-- What you will do --
Look through the data below. Collect every line where the word "Level" occurs.

● ● ● ● ● ● ●

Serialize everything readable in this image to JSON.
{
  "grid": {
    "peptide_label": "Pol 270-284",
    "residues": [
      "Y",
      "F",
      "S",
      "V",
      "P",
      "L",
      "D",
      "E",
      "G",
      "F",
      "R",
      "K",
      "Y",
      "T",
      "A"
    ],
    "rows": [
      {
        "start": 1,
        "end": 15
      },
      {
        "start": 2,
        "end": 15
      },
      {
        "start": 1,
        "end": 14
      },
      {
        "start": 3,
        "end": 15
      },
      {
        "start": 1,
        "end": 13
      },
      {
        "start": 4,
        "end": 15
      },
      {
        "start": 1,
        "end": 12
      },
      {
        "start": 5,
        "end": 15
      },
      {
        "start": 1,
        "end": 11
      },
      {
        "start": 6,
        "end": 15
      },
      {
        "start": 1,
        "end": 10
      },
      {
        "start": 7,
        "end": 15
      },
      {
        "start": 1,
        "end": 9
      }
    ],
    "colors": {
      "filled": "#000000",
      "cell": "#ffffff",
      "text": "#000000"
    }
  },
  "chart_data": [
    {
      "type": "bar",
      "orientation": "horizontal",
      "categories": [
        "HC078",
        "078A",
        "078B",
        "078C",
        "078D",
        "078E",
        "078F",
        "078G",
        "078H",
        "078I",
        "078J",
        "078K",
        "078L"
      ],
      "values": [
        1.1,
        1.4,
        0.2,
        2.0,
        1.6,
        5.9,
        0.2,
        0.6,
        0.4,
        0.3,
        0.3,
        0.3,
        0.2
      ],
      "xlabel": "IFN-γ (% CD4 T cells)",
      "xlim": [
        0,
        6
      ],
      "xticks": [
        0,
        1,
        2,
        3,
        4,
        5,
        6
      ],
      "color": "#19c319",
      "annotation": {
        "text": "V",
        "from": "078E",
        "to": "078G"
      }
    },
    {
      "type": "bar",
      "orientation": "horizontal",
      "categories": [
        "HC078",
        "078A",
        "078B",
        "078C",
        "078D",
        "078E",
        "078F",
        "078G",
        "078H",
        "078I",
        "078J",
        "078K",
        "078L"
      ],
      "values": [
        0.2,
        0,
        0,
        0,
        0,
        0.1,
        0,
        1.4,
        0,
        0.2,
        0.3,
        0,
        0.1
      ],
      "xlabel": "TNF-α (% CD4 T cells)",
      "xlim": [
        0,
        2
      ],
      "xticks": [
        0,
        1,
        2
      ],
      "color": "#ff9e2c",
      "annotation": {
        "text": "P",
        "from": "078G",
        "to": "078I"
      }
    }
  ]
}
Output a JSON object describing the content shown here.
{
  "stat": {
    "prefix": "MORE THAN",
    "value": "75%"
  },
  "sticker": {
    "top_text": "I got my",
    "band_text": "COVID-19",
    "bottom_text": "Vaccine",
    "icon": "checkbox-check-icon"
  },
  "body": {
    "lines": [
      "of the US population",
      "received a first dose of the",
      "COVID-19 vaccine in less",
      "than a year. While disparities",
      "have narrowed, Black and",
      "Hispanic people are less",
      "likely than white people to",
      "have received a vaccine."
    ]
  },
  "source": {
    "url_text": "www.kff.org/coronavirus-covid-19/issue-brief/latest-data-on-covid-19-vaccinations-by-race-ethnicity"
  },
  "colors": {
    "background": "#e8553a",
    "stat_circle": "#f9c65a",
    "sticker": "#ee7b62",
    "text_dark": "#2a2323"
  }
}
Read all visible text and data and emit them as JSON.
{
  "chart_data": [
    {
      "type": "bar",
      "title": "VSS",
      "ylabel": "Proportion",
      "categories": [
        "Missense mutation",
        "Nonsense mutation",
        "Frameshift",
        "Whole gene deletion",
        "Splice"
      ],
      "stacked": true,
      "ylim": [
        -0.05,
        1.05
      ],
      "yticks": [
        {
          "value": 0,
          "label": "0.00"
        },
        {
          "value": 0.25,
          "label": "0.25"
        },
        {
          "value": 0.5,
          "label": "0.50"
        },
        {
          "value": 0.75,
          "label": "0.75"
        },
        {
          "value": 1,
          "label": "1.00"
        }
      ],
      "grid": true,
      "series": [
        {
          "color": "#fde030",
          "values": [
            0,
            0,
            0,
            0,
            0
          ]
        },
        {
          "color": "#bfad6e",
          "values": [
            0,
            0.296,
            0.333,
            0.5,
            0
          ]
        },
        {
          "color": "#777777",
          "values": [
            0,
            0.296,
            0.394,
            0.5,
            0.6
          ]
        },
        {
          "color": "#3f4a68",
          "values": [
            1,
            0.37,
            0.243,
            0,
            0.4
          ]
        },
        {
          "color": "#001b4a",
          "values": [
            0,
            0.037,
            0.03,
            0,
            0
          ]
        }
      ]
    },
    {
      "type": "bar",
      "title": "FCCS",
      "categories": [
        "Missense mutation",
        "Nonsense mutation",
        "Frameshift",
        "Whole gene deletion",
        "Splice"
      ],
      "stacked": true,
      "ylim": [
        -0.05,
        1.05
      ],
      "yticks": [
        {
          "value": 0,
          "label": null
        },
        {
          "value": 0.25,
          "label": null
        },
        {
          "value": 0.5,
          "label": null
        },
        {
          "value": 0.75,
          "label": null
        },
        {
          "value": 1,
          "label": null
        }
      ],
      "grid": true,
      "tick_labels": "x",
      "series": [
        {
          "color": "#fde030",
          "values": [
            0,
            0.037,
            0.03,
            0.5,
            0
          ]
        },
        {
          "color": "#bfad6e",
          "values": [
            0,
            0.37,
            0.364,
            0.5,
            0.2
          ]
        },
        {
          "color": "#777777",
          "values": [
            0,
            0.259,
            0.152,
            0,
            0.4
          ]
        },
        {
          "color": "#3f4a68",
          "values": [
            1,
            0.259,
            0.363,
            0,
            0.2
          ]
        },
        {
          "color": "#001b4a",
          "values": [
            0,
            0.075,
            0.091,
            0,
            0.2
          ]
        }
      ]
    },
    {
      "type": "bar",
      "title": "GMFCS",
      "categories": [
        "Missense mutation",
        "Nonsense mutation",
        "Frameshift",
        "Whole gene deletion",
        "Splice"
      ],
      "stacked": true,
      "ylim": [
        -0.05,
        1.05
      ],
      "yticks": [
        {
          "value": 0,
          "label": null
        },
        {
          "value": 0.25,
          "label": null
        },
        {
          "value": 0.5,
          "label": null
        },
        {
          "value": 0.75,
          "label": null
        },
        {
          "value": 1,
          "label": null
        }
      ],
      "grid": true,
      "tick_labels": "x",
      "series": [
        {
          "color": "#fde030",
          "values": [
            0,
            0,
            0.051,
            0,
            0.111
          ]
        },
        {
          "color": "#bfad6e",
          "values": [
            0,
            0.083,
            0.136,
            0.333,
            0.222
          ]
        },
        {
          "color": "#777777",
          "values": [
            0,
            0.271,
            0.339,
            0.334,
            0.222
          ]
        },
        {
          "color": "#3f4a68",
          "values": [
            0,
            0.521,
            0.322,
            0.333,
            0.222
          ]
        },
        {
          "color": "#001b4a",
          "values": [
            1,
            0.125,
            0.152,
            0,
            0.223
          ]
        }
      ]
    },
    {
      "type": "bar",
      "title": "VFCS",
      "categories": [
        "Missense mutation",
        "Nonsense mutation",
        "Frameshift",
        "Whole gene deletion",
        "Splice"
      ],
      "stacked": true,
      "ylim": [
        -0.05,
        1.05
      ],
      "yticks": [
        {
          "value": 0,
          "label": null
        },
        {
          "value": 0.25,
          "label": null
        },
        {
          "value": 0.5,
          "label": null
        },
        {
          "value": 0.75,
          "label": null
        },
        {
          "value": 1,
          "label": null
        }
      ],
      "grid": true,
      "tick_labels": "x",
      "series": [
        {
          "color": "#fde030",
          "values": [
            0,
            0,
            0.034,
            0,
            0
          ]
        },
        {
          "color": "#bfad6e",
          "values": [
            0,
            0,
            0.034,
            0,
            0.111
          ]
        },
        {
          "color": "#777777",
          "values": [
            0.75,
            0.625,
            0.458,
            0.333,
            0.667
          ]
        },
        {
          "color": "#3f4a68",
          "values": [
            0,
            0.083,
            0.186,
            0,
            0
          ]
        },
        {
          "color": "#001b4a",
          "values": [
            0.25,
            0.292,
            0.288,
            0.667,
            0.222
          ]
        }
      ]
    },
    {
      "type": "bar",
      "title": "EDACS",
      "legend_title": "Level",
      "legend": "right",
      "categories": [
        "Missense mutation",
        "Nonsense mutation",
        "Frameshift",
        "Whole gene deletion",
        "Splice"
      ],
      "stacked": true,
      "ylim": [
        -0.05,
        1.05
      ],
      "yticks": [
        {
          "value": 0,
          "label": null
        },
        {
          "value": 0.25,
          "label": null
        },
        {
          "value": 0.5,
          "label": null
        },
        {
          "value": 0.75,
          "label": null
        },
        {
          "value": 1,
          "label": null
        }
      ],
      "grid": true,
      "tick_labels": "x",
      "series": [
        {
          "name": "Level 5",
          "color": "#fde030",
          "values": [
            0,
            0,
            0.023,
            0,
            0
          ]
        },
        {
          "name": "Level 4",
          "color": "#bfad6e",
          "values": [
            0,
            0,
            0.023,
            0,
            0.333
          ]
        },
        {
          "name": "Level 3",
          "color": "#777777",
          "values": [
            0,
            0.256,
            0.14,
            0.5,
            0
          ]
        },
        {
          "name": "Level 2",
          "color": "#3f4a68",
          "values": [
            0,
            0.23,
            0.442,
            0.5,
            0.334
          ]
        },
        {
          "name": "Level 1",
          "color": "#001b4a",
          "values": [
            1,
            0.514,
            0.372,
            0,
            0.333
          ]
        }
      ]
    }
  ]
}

● ● ● ● ● ● ●

-- Worked solution --
      "legend_title": "Level",
          "name": "Level 5",
          "name": "Level 4",
          "name": "Level 3",
          "name": "Level 2",
          "name": "Level 1",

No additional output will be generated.